Show each line from the listing that includes the word "ending".

++++++++

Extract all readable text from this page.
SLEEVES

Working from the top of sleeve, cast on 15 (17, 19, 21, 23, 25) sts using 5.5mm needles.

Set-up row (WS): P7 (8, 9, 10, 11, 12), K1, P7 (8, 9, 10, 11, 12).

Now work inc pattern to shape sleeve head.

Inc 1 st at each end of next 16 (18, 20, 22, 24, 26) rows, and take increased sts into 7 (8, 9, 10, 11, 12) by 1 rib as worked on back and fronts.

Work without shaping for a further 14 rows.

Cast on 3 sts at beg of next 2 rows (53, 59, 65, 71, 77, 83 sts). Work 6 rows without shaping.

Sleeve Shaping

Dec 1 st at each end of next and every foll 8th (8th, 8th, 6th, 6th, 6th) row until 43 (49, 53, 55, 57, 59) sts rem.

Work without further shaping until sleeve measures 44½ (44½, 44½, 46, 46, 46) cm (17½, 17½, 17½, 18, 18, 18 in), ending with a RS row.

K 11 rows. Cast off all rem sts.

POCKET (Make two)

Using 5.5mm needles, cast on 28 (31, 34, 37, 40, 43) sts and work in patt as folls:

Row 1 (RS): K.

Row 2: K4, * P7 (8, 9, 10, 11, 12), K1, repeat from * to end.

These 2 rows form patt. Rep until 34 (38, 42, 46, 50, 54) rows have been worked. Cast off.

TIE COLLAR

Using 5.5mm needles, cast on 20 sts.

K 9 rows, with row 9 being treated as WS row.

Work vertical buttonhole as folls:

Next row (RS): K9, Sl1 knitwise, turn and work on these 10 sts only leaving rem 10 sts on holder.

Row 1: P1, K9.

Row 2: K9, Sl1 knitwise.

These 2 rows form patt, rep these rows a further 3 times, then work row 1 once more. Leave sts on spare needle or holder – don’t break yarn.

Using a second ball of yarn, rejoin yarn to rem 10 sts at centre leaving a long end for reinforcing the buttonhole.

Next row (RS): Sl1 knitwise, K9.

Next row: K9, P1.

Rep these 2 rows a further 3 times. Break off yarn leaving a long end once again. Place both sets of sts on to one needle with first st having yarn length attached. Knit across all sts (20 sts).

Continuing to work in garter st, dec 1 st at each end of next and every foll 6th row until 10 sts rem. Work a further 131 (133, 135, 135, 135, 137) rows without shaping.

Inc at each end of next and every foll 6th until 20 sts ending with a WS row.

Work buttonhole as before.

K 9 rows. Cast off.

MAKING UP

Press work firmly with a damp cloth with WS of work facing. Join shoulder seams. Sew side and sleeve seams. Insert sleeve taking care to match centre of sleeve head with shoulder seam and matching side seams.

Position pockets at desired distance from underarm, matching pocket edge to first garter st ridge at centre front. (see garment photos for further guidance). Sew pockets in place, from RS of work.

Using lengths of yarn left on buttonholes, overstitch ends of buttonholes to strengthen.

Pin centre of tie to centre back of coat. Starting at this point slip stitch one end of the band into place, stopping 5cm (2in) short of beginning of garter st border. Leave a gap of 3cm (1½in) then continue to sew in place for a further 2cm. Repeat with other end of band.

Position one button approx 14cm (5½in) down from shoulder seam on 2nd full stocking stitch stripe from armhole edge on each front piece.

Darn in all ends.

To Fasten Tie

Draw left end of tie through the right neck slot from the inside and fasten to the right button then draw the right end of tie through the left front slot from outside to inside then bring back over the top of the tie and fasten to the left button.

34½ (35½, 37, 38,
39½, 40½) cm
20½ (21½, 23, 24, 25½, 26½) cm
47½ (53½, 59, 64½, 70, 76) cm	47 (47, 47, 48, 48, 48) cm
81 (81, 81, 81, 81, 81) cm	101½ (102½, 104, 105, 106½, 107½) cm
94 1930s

++++++++

§ **Exercise response**:
Work without further shaping until sleeve measures 44½ (44½, 44½, 46, 46, 46) cm (17½, 17½, 17½, 18, 18, 18 in), ending with a RS row.
Inc at each end of next and every foll 6th until 20 sts ending with a WS row.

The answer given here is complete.